[Data excerpts]
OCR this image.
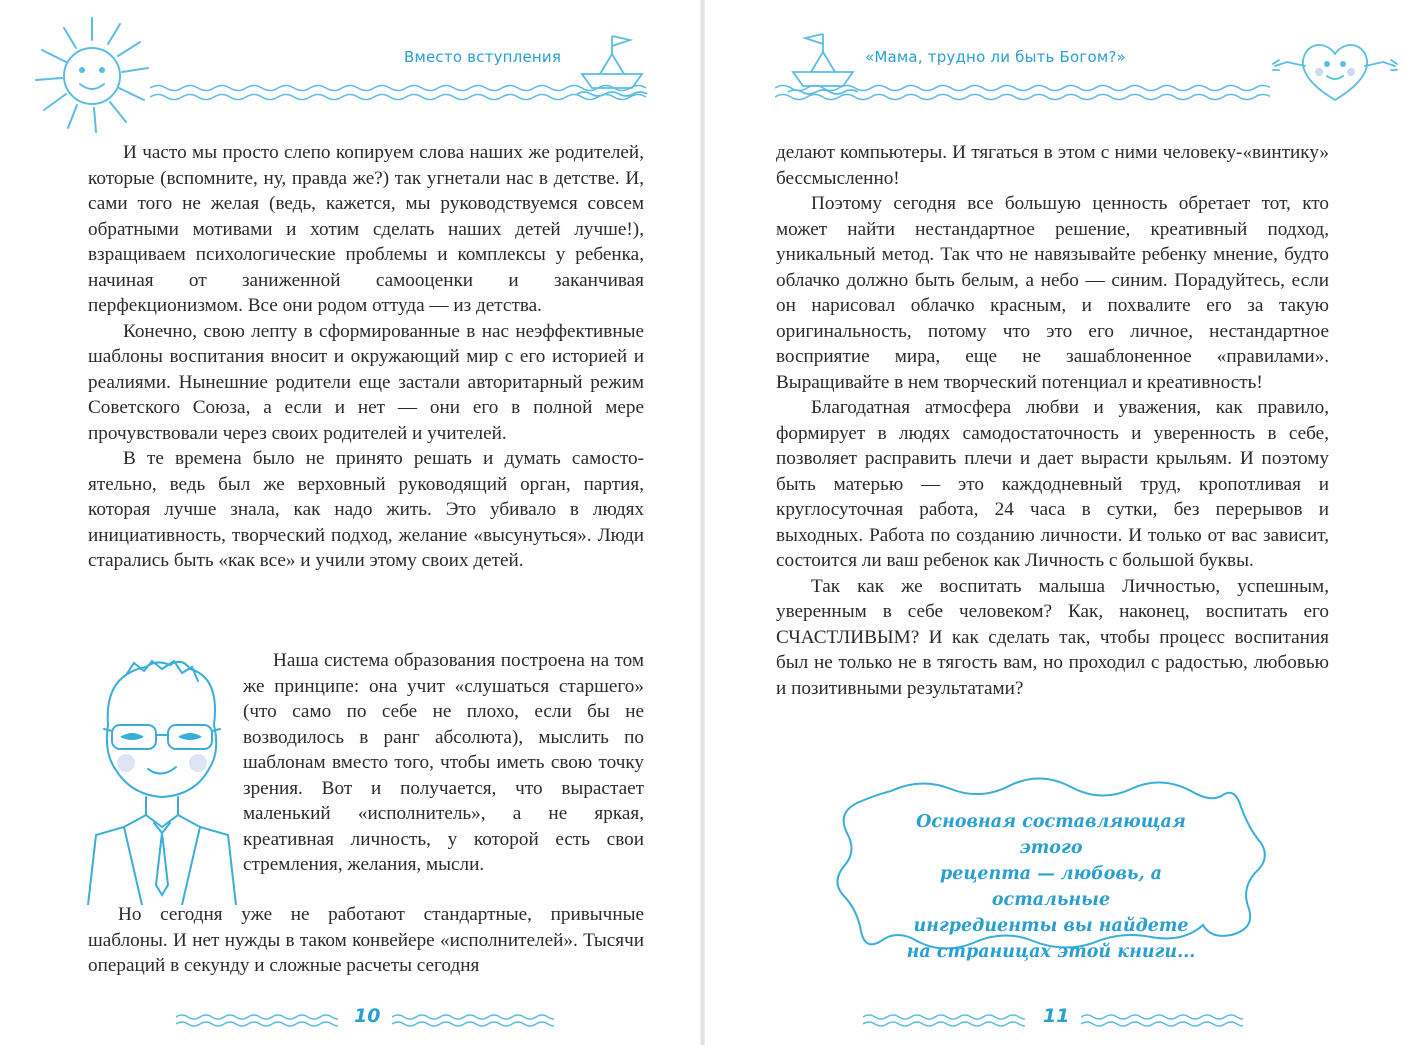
Вместо вступления

И часто мы просто слепо копируем слова наших же родителей, которые (вспомните, ну, правда же?) так угнетали нас в детстве. И, сами того не желая (ведь, кажется, мы руководствуемся совсем обратными мотивами и хотим сделать наших детей лучше!), взращиваем психологические проблемы и комплексы у ребенка, начиная от заниженной самооценки и заканчивая перфекционизмом. Все они родом оттуда — из детства.

Конечно, свою лепту в сформированные в нас неэффективные шаблоны воспитания вносит и окружающий мир с его историей и реалиями. Нынешние родители еще застали авторитарный режим Советского Союза, а если и нет — они его в полной мере прочувствовали через своих родителей и учителей.

В те времена было не принято решать и думать самостоятельно, ведь был же верховный руководящий орган, партия, которая лучше знала, как надо жить. Это убивало в людях инициативность, творческий подход, желание «высунуться». Люди старались быть «как все» и учили этому своих детей.

Наша система образования построена на том же принципе: она учит «слушаться старшего» (что само по себе не плохо, если бы не возводилось в ранг абсолюта), мыслить по шаблонам вместо того, чтобы иметь свою точку зрения. Вот и получается, что вырастает маленький «исполнитель», а не яркая, креативная личность, у которой есть свои стремления, желания, мысли.

Но сегодня уже не работают стандартные, привычные шаблоны. И нет нужды в таком конвейере «исполнителей». Тысячи операций в секунду и сложные расчеты сегодня

10
«Мама, трудно ли быть Богом?»

делают компьютеры. И тягаться в этом с ними человеку-«винтику» бессмысленно!

Поэтому сегодня все большую ценность обретает тот, кто может найти нестандартное решение, креативный подход, уникальный метод. Так что не навязывайте ребенку мнение, будто облачко должно быть белым, а небо — синим. Порадуйтесь, если он нарисовал облачко красным, и похвалите его за такую оригинальность, потому что это его личное, нестандартное восприятие мира, еще не зашаблоненное «правилами». Выращивайте в нем творческий потенциал и креативность!

Благодатная атмосфера любви и уважения, как правило, формирует в людях самодостаточность и уверенность в себе, позволяет расправить плечи и дает вырасти крыльям. И поэтому быть матерью — это каждодневный труд, кропотливая и круглосуточная работа, 24 часа в сутки, без перерывов и выходных. Работа по созданию личности. И только от вас зависит, состоится ли ваш ребенок как Личность с большой буквы.

Так как же воспитать малыша Личностью, успешным, уверенным в себе человеком? Как, наконец, воспитать его СЧАСТЛИВЫМ? И как сделать так, чтобы процесс воспитания был не только не в тягость вам, но проходил с радостью, любовью и позитивными результатами?

Основная составляющая этого
рецепта — любовь, а остальные
ингредиенты вы найдете
на страницах этой книги...
11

- [Work to be completed]
Take the entries shown above and quote them verbatim, passing over the pictures.

- [Final result]
OCR this image.
Вместо вступления

И часто мы просто слепо копируем слова наших же родителей, которые (вспомните, ну, правда же?) так угнетали нас в детстве. И, сами того не желая (ведь, кажется, мы руководствуемся совсем обратными мотивами и хотим сделать наших детей лучше!), взращиваем психологические проблемы и комплексы у ребенка, начиная от заниженной самооценки и заканчивая перфекционизмом. Все они родом оттуда — из детства.

Конечно, свою лепту в сформированные в нас неэффективные шаблоны воспитания вносит и окружающий мир с его историей и реалиями. Нынешние родители еще застали авторитарный режим Советского Союза, а если и нет — они его в полной мере прочувствовали через своих родителей и учителей.

В те времена было не принято решать и думать самостоятельно, ведь был же верховный руководящий орган, партия, которая лучше знала, как надо жить. Это убивало в людях инициативность, творческий подход, желание «высунуться». Люди старались быть «как все» и учили этому своих детей.

Наша система образования построена на том же принципе: она учит «слушаться старшего» (что само по себе не плохо, если бы не возводилось в ранг абсолюта), мыслить по шаблонам вместо того, чтобы иметь свою точку зрения. Вот и получается, что вырастает маленький «исполнитель», а не яркая, креативная личность, у которой есть свои стремления, желания, мысли.

Но сегодня уже не работают стандартные, привычные шаблоны. И нет нужды в таком конвейере «исполнителей». Тысячи операций в секунду и сложные расчеты сегодня

10
«Мама, трудно ли быть Богом?»

делают компьютеры. И тягаться в этом с ними человеку-«винтику» бессмысленно!

Поэтому сегодня все большую ценность обретает тот, кто может найти нестандартное решение, креативный подход, уникальный метод. Так что не навязывайте ребенку мнение, будто облачко должно быть белым, а небо — синим. Порадуйтесь, если он нарисовал облачко красным, и похвалите его за такую оригинальность, потому что это его личное, нестандартное восприятие мира, еще не зашаблоненное «правилами». Выращивайте в нем творческий потенциал и креативность!

Благодатная атмосфера любви и уважения, как правило, формирует в людях самодостаточность и уверенность в себе, позволяет расправить плечи и дает вырасти крыльям. И поэтому быть матерью — это каждодневный труд, кропотливая и круглосуточная работа, 24 часа в сутки, без перерывов и выходных. Работа по созданию личности. И только от вас зависит, состоится ли ваш ребенок как Личность с большой буквы.

Так как же воспитать малыша Личностью, успешным, уверенным в себе человеком? Как, наконец, воспитать его СЧАСТЛИВЫМ? И как сделать так, чтобы процесс воспитания был не только не в тягость вам, но проходил с радостью, любовью и позитивными результатами?

Основная составляющая этого
рецепта — любовь, а остальные
ингредиенты вы найдете
на страницах этой книги...
11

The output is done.